[Records contained in a dataset]

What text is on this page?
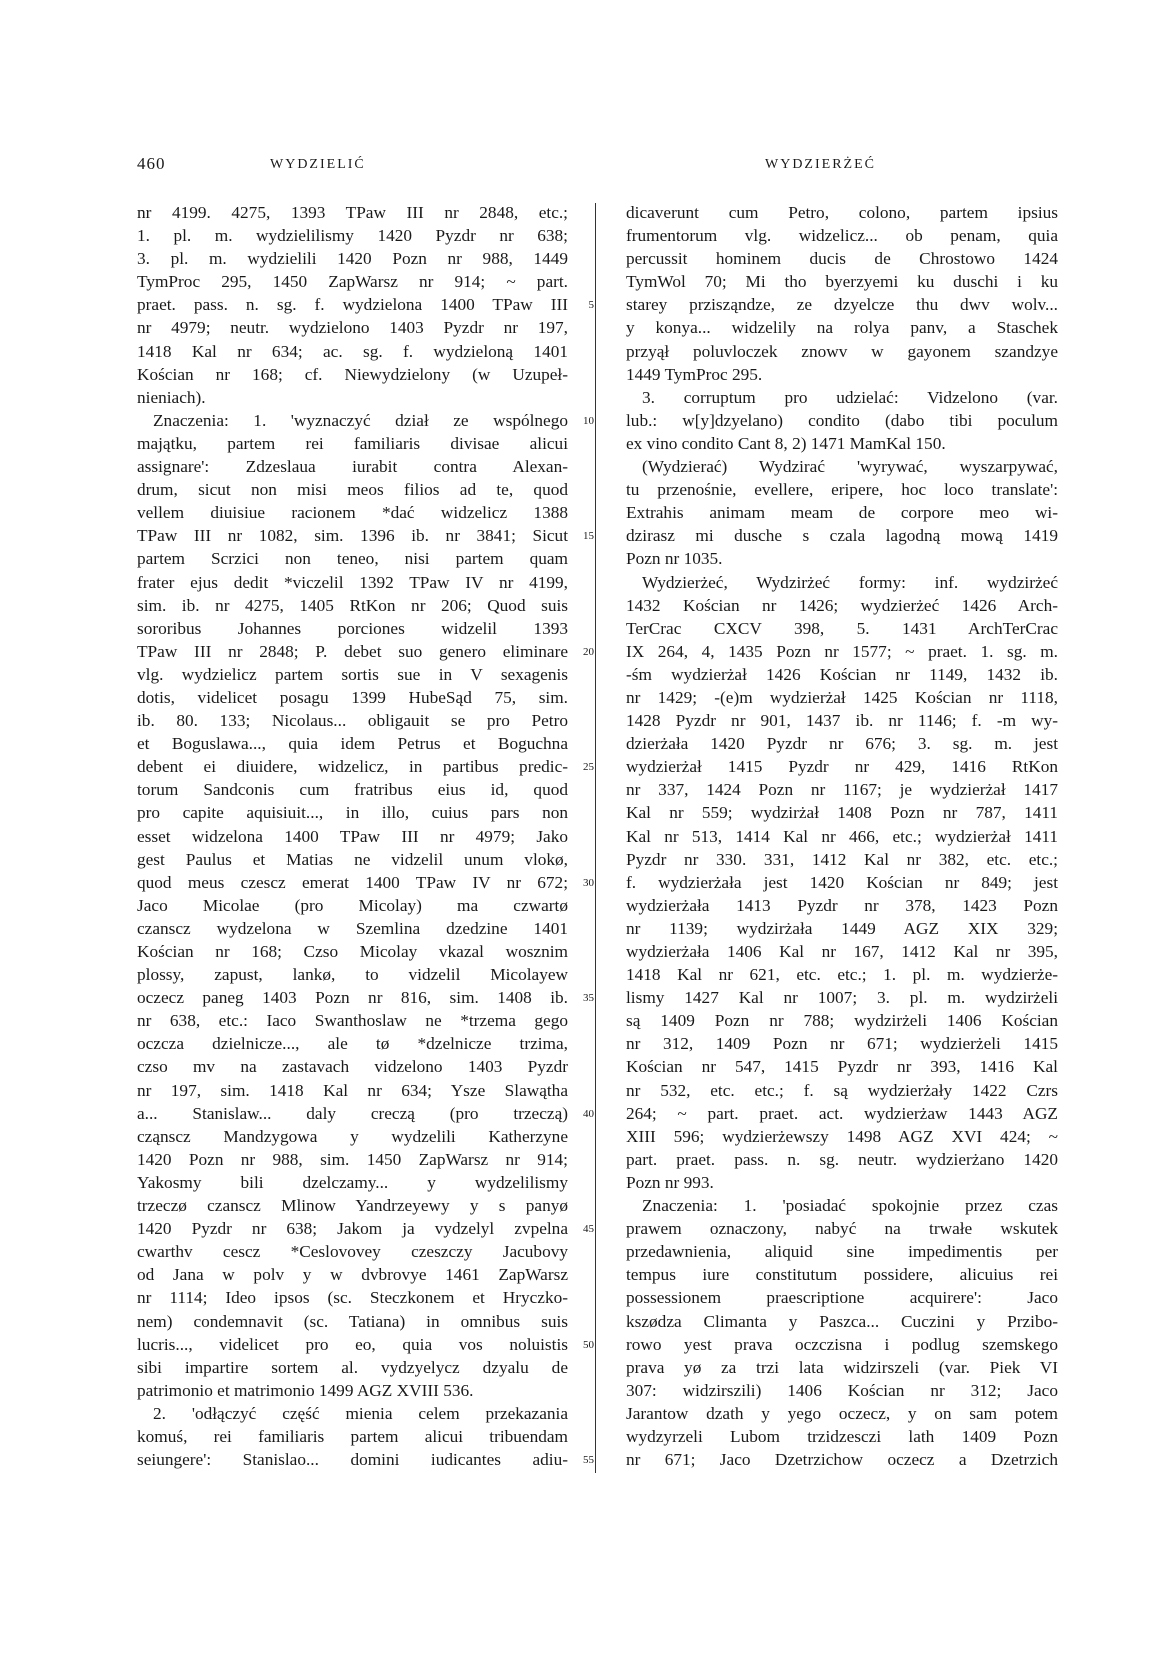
460	WYDZIELIĆ	WYDZIERŻEĆ
nr 4199. 4275, 1393 TPaw III nr 2848, etc.;
1. pl. m. wydzielilismy 1420 Pyzdr nr 638;
3. pl. m. wydzielili 1420 Pozn nr 988, 1449
TymProc 295, 1450 ZapWarsz nr 914; ~ part.
praet. pass. n. sg. f. wydzielona 1400 TPaw III
nr 4979; neutr. wydzielono 1403 Pyzdr nr 197,
1418 Kal nr 634; ac. sg. f. wydzieloną 1401
Kościan nr 168; cf. Niewydzielony (w Uzupeł-
nieniach).
Znaczenia: 1. 'wyznaczyć dział ze wspólnego
majątku, partem rei familiaris divisae alicui
assignare': Zdzeslaua iurabit contra Alexan-
drum, sicut non misi meos filios ad te, quod
vellem diuisiue racionem *dać widzelicz 1388
TPaw III nr 1082, sim. 1396 ib. nr 3841; Sicut
partem Scrzici non teneo, nisi partem quam
frater ejus dedit *viczelil 1392 TPaw IV nr 4199,
sim. ib. nr 4275, 1405 RtKon nr 206; Quod suis
sororibus Johannes porciones widzelil 1393
TPaw III nr 2848; P. debet suo genero eliminare
vlg. wydzielicz partem sortis sue in V sexagenis
dotis, videlicet posagu 1399 HubeSąd 75, sim.
ib. 80. 133; Nicolaus... obligauit se pro Petro
et Boguslawa..., quia idem Petrus et Boguchna
debent ei diuidere, widzelicz, in partibus predic-
torum Sandconis cum fratribus eius id, quod
pro capite aquisiuit..., in illo, cuius pars non
esset widzelona 1400 TPaw III nr 4979; Jako
gest Paulus et Matias ne vidzelil unum vlokø,
quod meus czescz emerat 1400 TPaw IV nr 672;
Jaco Micolae (pro Micolay) ma czwartø
czanscz wydzelona w Szemlina dzedzine 1401
Kościan nr 168; Czso Micolay vkazal wosznim
plossy, zapust, lankø, to vidzelil Micolayew
oczecz paneg 1403 Pozn nr 816, sim. 1408 ib.
nr 638, etc.: Iaco Swanthoslaw ne *trzema gego
oczcza dzielnicze..., ale tø *dzelnicze trzima,
czso mv na zastavach vidzelono 1403 Pyzdr
nr 197, sim. 1418 Kal nr 634; Ysze Slawątha
a... Stanislaw... daly creczą (pro trzeczą)
cząnscz Mandzygowa y wydzelili Katherzyne
1420 Pozn nr 988, sim. 1450 ZapWarsz nr 914;
Yakosmy bili dzelczamy... y wydzelilismy
trzeczø czanscz Mlinow Yandrzeyewy y s panyø
1420 Pyzdr nr 638; Jakom ja vydzelyl zvpelna
cwarthv cescz *Ceslovovey czeszczy Jacubovy
od Jana w polv y w dvbrovye 1461 ZapWarsz
nr 1114; Ideo ipsos (sc. Steczkonem et Hryczko-
nem) condemnavit (sc. Tatiana) in omnibus suis
lucris..., videlicet pro eo, quia vos noluistis
sibi impartire sortem al. vydzyelycz dzyalu de
patrimonio et matrimonio 1499 AGZ XVIII 536.
2. 'odłączyć część mienia celem przekazania
komuś, rei familiaris partem alicui tribuendam
seiungere': Stanislao... domini iudicantes adiu-
5
10
15
20
25
30
35
40
45
50
55
dicaverunt cum Petro, colono, partem ipsius
frumentorum vlg. widzelicz... ob penam, quia
percussit hominem ducis de Chrostowo 1424
TymWol 70; Mi tho byerzyemi ku duschi i ku
starey przisząndze, ze dzyelcze thu dwv wolv...
y konya... widzelily na rolya panv, a Staschek
przyął poluvloczek znowv w gayonem szandzye
1449 TymProc 295.
3. corruptum pro udzielać: Vidzelono (var.
lub.: w[y]dzyelano) condito (dabo tibi poculum
ex vino condito Cant 8, 2) 1471 MamKal 150.
(Wydzierać) Wydzirać 'wyrywać, wyszarpywać,
tu przenośnie, evellere, eripere, hoc loco translate':
Extrahis animam meam de corpore meo wi-
dzirasz mi dusche s czala lagodną mową 1419
Pozn nr 1035.
Wydzierżeć, Wydzirżeć formy: inf. wydzirżeć
1432 Kościan nr 1426; wydzierżeć 1426 Arch-
TerCrac CXCV 398, 5. 1431 ArchTerCrac
IX 264, 4, 1435 Pozn nr 1577; ~ praet. 1. sg. m.
-śm wydzierżał 1426 Kościan nr 1149, 1432 ib.
nr 1429; -(e)m wydzierżał 1425 Kościan nr 1118,
1428 Pyzdr nr 901, 1437 ib. nr 1146; f. -m wy-
dzierżała 1420 Pyzdr nr 676; 3. sg. m. jest
wydzierżał 1415 Pyzdr nr 429, 1416 RtKon
nr 337, 1424 Pozn nr 1167; je wydzierżał 1417
Kal nr 559; wydzirżał 1408 Pozn nr 787, 1411
Kal nr 513, 1414 Kal nr 466, etc.; wydzierżał 1411
Pyzdr nr 330. 331, 1412 Kal nr 382, etc. etc.;
f. wydzierżała jest 1420 Kościan nr 849; jest
wydzierżała 1413 Pyzdr nr 378, 1423 Pozn
nr 1139; wydzirżała 1449 AGZ XIX 329;
wydzierżała 1406 Kal nr 167, 1412 Kal nr 395,
1418 Kal nr 621, etc. etc.; 1. pl. m. wydzierże-
lismy 1427 Kal nr 1007; 3. pl. m. wydzirżeli
są 1409 Pozn nr 788; wydzirżeli 1406 Kościan
nr 312, 1409 Pozn nr 671; wydzierżeli 1415
Kościan nr 547, 1415 Pyzdr nr 393, 1416 Kal
nr 532, etc. etc.; f. są wydzierżały 1422 Czrs
264; ~ part. praet. act. wydzierżaw 1443 AGZ
XIII 596; wydzierżewszy 1498 AGZ XVI 424; ~
part. praet. pass. n. sg. neutr. wydzierżano 1420
Pozn nr 993.
Znaczenia: 1. 'posiadać spokojnie przez czas
prawem oznaczony, nabyć na trwałe wskutek
przedawnienia, aliquid sine impedimentis per
tempus iure constitutum possidere, alicuius rei
possessionem praescriptione acquirere': Jaco
kszødza Climanta y Paszca... Cuczini y Przibo-
rowo yest prava oczczisna i podlug szemskego
prava yø za trzi lata widzirszeli (var. Piek VI
307: widzirszili) 1406 Kościan nr 312; Jaco
Jarantow dzath y yego oczecz, y on sam potem
wydzyrzeli Lubom trzidzesczi lath 1409 Pozn
nr 671; Jaco Dzetrzichow oczecz a Dzetrzich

▸ Written request
Copy out the lines that hold "familiaris".

▸ Worked answer
majątku, partem rei familiaris divisae alicui
komuś, rei familiaris partem alicui tribuendam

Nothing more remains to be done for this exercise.